=== Entries provided ===

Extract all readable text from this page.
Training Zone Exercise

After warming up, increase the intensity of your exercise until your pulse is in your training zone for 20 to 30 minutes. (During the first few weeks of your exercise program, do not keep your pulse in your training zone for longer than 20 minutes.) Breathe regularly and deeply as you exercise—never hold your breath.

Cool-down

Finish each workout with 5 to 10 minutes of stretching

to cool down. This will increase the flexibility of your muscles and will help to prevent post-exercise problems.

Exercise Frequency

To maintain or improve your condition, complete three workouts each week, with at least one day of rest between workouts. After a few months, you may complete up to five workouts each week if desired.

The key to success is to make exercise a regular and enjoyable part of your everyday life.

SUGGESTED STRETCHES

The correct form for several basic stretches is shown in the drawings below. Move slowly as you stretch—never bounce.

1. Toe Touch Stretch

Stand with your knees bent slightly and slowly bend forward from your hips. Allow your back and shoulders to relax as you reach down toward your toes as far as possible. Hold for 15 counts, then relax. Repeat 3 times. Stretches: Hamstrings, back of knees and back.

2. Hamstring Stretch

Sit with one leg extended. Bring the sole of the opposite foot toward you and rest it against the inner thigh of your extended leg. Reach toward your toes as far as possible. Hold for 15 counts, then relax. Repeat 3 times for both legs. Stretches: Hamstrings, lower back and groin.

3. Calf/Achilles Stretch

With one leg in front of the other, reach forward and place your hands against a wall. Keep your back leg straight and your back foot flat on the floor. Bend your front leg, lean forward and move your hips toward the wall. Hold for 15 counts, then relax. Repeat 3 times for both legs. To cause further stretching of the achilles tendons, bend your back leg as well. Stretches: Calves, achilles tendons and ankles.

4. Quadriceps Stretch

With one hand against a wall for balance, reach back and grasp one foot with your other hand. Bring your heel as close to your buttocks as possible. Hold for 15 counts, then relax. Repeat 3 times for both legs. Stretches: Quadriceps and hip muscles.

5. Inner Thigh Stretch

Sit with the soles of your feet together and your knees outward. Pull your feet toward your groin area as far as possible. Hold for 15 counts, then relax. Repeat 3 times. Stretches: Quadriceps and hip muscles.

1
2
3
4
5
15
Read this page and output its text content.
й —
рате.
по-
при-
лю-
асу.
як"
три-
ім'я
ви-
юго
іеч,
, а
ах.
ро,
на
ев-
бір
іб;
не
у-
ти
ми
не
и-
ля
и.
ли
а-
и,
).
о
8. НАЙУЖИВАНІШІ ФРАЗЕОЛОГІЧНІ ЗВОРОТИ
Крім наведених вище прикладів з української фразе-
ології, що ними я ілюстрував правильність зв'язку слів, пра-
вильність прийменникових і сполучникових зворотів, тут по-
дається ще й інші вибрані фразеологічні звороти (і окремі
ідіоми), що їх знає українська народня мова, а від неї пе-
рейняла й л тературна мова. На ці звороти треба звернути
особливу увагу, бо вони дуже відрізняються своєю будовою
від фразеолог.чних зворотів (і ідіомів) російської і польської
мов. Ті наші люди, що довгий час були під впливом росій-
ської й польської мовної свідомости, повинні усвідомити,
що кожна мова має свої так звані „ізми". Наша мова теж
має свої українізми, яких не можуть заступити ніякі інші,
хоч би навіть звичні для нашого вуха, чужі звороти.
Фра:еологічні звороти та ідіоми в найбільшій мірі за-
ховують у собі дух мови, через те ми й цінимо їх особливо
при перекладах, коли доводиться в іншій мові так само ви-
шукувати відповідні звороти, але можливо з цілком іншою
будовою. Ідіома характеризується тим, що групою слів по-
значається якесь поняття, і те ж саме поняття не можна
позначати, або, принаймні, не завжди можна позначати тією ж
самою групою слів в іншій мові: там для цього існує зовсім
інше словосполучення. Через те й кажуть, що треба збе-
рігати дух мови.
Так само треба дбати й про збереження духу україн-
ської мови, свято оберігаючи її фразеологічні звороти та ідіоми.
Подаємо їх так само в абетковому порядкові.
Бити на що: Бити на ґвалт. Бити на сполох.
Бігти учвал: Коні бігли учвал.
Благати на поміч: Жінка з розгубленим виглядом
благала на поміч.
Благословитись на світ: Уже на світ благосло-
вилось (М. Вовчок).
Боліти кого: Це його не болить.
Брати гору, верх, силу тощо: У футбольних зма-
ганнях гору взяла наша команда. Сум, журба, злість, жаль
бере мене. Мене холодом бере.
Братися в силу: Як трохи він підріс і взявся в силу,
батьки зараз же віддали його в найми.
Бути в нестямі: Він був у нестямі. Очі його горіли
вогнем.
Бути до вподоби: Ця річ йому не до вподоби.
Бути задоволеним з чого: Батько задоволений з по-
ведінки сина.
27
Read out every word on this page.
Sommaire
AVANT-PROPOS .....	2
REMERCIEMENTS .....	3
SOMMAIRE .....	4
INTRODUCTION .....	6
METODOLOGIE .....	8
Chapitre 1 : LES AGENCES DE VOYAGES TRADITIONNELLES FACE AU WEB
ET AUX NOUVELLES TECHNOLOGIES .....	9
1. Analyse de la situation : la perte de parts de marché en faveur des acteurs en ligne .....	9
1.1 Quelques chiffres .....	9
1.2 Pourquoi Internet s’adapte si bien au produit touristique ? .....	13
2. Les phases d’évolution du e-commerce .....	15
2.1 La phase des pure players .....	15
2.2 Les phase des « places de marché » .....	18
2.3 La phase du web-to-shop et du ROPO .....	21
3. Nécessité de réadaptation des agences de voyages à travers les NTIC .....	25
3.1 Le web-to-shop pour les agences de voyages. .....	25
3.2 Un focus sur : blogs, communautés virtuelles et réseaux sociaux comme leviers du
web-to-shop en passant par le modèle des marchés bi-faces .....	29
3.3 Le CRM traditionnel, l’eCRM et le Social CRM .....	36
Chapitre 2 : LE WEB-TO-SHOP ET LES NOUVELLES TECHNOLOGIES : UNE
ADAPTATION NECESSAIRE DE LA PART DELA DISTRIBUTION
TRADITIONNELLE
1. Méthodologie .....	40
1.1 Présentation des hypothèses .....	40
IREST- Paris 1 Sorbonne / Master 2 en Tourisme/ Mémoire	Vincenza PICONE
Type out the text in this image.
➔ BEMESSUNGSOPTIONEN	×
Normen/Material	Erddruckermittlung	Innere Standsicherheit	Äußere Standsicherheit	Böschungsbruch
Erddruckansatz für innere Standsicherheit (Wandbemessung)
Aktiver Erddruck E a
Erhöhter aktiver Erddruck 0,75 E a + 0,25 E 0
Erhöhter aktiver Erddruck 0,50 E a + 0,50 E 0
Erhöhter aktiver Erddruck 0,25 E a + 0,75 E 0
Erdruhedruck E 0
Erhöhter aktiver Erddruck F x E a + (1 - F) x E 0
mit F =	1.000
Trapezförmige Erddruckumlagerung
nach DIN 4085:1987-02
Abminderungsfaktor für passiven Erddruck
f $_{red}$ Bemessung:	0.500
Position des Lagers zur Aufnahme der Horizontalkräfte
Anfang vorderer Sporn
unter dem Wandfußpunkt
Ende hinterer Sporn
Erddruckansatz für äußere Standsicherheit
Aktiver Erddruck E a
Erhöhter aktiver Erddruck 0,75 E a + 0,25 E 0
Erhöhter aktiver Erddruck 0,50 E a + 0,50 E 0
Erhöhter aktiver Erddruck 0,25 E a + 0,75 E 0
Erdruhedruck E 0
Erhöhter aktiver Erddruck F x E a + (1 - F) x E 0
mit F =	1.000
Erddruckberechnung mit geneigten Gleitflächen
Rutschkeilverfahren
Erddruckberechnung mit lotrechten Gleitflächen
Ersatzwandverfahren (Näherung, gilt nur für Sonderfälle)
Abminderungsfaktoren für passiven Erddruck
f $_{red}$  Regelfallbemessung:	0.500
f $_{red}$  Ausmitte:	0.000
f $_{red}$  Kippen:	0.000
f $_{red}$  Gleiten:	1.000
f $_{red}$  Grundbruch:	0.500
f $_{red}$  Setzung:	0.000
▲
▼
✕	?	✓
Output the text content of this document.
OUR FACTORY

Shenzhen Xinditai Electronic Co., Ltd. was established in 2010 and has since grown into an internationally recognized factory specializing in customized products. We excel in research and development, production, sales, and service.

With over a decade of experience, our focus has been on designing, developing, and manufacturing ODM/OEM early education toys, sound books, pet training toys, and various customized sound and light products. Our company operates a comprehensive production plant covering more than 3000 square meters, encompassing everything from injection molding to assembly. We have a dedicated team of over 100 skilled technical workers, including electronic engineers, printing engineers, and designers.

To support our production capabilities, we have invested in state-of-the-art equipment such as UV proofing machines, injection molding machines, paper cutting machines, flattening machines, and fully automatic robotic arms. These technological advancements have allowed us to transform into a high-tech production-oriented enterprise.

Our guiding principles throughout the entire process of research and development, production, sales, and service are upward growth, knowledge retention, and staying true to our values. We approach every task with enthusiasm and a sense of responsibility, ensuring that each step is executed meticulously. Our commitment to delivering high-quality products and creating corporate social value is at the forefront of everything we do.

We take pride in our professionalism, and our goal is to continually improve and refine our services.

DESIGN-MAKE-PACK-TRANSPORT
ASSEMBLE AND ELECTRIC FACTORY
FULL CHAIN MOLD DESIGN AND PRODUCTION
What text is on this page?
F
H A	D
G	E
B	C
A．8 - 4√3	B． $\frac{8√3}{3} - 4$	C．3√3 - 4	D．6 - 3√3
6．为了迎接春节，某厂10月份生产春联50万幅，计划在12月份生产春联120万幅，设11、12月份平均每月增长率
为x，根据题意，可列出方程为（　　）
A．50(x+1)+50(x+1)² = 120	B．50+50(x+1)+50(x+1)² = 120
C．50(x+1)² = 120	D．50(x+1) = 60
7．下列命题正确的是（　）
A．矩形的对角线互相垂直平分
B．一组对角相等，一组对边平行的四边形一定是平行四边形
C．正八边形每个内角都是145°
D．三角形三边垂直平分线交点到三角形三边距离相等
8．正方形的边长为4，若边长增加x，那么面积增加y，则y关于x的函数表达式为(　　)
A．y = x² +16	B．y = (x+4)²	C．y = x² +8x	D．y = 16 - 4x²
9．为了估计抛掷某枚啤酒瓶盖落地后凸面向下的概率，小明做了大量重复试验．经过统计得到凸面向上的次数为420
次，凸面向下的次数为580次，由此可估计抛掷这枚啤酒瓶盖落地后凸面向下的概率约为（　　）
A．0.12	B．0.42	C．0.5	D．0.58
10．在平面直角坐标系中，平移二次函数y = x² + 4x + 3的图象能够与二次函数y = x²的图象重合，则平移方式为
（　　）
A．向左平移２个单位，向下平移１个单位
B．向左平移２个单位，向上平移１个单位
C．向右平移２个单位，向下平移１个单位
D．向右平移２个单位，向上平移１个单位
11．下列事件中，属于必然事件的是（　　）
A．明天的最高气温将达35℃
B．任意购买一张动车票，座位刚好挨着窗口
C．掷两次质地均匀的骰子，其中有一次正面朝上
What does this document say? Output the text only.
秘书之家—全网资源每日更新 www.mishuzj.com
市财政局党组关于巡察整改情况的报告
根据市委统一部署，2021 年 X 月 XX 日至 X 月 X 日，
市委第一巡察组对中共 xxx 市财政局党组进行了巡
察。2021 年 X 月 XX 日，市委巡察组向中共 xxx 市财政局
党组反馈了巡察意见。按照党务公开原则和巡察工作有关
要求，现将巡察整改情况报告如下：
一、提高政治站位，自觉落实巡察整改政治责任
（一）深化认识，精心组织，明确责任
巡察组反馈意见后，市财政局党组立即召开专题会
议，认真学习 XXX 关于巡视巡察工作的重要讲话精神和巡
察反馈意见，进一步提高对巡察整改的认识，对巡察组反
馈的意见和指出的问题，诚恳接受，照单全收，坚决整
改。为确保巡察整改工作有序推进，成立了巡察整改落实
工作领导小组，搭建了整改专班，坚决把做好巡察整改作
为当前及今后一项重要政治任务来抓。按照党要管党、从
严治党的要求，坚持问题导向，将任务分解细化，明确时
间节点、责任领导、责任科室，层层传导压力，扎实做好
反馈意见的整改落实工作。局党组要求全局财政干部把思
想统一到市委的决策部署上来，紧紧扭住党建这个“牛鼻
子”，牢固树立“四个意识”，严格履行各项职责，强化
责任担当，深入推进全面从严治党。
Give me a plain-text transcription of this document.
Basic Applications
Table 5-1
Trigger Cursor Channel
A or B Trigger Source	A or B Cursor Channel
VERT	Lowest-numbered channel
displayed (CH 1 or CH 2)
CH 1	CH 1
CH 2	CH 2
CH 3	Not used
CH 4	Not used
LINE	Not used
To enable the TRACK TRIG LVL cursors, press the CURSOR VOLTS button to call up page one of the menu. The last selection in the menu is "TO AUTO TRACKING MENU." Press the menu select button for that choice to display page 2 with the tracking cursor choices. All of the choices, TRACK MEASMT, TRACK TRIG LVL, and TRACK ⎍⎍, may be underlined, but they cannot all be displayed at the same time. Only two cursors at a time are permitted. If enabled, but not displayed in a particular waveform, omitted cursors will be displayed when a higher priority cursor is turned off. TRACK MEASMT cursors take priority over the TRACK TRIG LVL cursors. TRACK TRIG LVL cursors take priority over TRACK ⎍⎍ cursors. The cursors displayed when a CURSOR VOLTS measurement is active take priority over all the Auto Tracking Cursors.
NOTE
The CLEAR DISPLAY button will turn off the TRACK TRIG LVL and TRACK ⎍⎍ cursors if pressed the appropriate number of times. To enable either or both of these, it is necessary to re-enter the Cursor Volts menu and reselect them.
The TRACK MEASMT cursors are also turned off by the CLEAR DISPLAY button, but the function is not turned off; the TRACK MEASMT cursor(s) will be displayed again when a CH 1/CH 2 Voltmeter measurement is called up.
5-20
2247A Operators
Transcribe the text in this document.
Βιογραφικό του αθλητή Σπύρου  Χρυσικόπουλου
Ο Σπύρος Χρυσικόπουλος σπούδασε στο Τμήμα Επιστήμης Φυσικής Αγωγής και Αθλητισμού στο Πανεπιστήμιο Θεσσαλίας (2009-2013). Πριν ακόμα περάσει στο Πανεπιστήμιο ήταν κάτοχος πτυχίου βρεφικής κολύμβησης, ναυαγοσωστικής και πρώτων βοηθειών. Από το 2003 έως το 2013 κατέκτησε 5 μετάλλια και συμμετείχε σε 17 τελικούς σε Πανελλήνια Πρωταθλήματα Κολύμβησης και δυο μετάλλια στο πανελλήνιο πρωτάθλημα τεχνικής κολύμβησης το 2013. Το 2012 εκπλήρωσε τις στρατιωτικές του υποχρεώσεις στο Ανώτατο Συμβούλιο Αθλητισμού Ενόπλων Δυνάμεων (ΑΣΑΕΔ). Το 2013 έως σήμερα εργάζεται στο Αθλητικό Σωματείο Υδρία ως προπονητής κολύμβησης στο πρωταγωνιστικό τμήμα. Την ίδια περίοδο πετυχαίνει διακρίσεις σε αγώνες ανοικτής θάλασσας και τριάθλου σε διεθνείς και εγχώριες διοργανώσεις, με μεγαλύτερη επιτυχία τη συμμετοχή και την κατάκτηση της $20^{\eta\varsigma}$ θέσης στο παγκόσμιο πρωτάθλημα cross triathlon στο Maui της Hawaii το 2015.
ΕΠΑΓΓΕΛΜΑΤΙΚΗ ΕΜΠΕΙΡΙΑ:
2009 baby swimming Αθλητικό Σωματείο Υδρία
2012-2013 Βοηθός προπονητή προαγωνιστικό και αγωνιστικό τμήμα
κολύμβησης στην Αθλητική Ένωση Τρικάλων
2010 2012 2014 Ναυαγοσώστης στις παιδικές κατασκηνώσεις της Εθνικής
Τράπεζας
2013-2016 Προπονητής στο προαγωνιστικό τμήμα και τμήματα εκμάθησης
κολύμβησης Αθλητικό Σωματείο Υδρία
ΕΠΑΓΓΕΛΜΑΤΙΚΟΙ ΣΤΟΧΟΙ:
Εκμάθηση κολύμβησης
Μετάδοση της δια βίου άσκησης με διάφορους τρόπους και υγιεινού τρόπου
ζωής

===

The task: Extract every line above that contains the word "Gleitflächen".

Expected answer:
Erddruckberechnung mit geneigten Gleitflächen
Erddruckberechnung mit lotrechten Gleitflächen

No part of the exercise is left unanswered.